[Requirement]
Which lines in the records below contain the word "circle"? Copy each one out.

## Start Entries shown

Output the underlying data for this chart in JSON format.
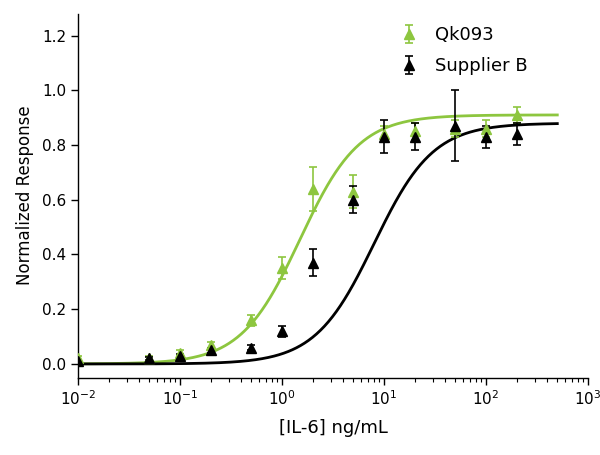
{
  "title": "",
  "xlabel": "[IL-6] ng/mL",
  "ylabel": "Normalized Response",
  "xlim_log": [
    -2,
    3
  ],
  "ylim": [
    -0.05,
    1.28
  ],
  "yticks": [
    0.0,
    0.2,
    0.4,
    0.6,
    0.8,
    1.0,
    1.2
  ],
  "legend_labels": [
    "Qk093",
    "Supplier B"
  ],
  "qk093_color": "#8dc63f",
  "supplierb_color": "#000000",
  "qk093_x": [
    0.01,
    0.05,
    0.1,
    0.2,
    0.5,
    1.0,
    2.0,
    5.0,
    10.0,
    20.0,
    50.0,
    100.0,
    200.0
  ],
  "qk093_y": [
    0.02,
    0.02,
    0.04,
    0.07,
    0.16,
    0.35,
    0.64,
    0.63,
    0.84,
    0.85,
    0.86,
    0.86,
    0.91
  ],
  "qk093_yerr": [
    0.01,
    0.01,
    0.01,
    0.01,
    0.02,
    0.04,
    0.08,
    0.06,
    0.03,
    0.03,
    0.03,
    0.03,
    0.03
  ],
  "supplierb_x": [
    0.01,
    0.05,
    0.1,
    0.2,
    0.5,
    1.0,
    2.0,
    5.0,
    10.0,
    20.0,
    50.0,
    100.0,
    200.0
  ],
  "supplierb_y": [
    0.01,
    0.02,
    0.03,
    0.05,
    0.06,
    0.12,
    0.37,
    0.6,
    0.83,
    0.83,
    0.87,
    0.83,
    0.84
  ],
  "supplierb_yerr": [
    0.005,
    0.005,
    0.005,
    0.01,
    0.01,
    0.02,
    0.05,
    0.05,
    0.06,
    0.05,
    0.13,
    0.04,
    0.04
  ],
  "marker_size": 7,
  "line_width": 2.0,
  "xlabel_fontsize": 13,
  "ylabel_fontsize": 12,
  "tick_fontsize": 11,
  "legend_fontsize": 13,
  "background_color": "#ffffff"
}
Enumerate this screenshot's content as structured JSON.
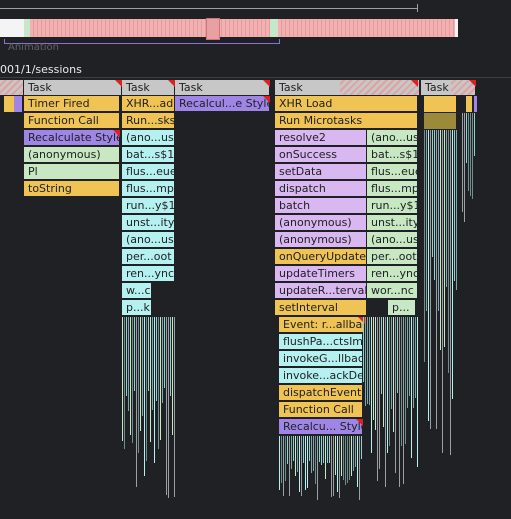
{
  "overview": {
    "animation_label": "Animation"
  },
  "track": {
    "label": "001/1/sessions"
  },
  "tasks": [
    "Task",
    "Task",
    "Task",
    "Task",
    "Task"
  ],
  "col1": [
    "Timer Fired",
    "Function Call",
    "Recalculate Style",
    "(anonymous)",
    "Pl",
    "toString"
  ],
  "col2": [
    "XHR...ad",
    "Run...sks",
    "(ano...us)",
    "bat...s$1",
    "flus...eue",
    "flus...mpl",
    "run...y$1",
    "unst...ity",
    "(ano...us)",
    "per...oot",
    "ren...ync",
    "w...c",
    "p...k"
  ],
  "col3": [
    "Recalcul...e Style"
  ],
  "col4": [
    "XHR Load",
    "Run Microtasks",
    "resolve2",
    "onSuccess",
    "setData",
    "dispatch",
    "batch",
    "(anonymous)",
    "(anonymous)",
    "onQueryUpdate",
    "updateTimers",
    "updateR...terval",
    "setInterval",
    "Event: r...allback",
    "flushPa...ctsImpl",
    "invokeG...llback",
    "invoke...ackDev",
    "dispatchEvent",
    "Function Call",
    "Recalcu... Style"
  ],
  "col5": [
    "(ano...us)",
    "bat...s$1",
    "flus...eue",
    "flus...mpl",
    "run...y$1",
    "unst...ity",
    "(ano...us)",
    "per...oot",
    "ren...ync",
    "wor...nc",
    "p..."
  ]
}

## End Entries shown
## Start Entries shown

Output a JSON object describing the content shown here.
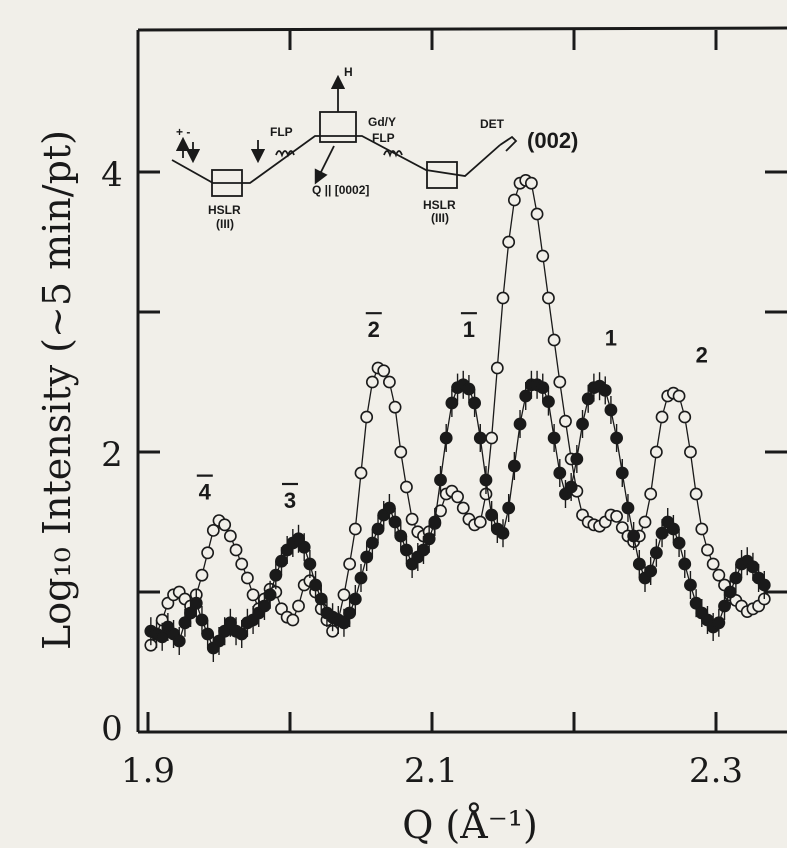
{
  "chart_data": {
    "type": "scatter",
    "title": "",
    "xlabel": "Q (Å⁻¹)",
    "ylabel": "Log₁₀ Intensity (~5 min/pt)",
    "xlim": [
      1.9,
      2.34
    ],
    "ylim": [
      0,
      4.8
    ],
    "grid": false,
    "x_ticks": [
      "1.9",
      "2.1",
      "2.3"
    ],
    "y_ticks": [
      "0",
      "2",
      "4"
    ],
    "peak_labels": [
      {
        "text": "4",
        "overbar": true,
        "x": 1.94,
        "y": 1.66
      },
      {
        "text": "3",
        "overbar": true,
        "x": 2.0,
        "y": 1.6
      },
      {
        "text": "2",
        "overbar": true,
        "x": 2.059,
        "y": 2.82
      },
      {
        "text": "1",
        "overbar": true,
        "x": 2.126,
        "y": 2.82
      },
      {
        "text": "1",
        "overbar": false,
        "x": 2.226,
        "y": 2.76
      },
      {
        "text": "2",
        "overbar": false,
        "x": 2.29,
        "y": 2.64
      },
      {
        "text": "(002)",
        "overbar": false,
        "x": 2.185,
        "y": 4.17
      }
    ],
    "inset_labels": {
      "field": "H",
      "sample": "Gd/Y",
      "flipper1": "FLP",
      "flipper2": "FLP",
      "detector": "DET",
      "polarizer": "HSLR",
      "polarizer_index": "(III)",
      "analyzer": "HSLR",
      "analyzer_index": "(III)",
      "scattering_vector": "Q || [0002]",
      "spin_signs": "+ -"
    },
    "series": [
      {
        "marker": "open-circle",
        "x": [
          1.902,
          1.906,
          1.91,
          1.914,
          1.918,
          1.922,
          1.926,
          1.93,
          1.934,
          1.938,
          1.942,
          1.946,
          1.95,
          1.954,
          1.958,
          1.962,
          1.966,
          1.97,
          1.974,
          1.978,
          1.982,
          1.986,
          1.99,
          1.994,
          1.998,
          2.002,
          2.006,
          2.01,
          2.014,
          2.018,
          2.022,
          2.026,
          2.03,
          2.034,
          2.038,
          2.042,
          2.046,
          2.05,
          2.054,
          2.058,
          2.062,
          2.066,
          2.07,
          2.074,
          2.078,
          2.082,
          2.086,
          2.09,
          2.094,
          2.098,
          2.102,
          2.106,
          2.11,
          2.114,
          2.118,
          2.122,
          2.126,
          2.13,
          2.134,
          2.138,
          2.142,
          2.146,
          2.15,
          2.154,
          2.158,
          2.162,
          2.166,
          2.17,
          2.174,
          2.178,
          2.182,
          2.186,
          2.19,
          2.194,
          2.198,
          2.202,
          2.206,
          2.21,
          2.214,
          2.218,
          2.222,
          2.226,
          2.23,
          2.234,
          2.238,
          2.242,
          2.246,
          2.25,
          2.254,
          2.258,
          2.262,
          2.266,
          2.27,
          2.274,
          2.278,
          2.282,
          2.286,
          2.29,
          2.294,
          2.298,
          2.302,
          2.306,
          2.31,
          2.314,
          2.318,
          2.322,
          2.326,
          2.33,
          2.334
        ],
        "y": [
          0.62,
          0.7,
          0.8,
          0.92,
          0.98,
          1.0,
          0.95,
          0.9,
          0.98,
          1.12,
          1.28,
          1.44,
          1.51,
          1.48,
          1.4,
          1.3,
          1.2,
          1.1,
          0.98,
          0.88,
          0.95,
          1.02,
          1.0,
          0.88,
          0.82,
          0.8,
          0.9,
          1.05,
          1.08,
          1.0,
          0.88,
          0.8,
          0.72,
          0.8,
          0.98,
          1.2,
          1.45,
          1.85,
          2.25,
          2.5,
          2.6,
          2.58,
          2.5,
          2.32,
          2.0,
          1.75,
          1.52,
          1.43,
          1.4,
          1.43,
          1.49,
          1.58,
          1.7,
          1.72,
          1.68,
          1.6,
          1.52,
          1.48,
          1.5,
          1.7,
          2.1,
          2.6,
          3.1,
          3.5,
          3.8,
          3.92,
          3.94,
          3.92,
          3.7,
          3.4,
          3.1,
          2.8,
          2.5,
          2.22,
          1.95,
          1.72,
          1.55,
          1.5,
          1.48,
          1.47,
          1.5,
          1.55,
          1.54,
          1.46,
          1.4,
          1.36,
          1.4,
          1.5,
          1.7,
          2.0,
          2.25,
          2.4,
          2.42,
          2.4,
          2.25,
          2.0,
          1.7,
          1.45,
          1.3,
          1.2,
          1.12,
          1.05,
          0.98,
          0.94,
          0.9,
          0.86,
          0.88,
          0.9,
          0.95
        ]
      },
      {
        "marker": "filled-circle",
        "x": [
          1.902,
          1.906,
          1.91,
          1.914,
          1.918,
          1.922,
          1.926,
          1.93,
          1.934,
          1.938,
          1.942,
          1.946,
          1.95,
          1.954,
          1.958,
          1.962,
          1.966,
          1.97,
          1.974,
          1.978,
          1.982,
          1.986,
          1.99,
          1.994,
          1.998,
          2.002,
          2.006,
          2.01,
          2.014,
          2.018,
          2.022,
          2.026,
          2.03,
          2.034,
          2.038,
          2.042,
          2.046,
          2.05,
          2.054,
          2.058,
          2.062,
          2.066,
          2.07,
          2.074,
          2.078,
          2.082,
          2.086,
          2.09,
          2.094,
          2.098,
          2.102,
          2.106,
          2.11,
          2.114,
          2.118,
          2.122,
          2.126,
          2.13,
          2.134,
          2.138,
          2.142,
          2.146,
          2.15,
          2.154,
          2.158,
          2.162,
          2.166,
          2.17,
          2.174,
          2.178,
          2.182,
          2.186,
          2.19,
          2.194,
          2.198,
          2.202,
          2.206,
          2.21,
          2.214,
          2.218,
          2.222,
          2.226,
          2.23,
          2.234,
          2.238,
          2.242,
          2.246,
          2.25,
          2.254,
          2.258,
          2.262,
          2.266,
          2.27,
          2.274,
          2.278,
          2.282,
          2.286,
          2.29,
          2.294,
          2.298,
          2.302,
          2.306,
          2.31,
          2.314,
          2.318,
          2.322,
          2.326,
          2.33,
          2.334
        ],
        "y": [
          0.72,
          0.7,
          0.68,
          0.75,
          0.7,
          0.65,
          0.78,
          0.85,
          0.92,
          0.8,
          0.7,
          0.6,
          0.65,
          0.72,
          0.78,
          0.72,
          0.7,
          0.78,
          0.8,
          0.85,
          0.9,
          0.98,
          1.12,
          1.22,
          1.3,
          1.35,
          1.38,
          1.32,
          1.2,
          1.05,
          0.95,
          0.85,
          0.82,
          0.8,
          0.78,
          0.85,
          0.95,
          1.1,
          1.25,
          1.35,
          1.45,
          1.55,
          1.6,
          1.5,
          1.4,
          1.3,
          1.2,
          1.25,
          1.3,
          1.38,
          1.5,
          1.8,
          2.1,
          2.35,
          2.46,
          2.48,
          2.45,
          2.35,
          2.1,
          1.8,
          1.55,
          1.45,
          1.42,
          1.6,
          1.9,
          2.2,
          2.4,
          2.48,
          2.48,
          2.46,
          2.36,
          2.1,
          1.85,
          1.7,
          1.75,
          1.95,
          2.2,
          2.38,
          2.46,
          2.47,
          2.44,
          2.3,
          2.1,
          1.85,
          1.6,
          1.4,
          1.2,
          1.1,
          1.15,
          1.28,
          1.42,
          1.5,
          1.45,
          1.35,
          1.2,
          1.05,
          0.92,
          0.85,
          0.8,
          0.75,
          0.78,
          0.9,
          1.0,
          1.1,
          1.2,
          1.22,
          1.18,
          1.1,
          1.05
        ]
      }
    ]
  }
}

## End Entries shown

[Written answer]
        "marker": "open-circle",
        "marker": "filled-circle",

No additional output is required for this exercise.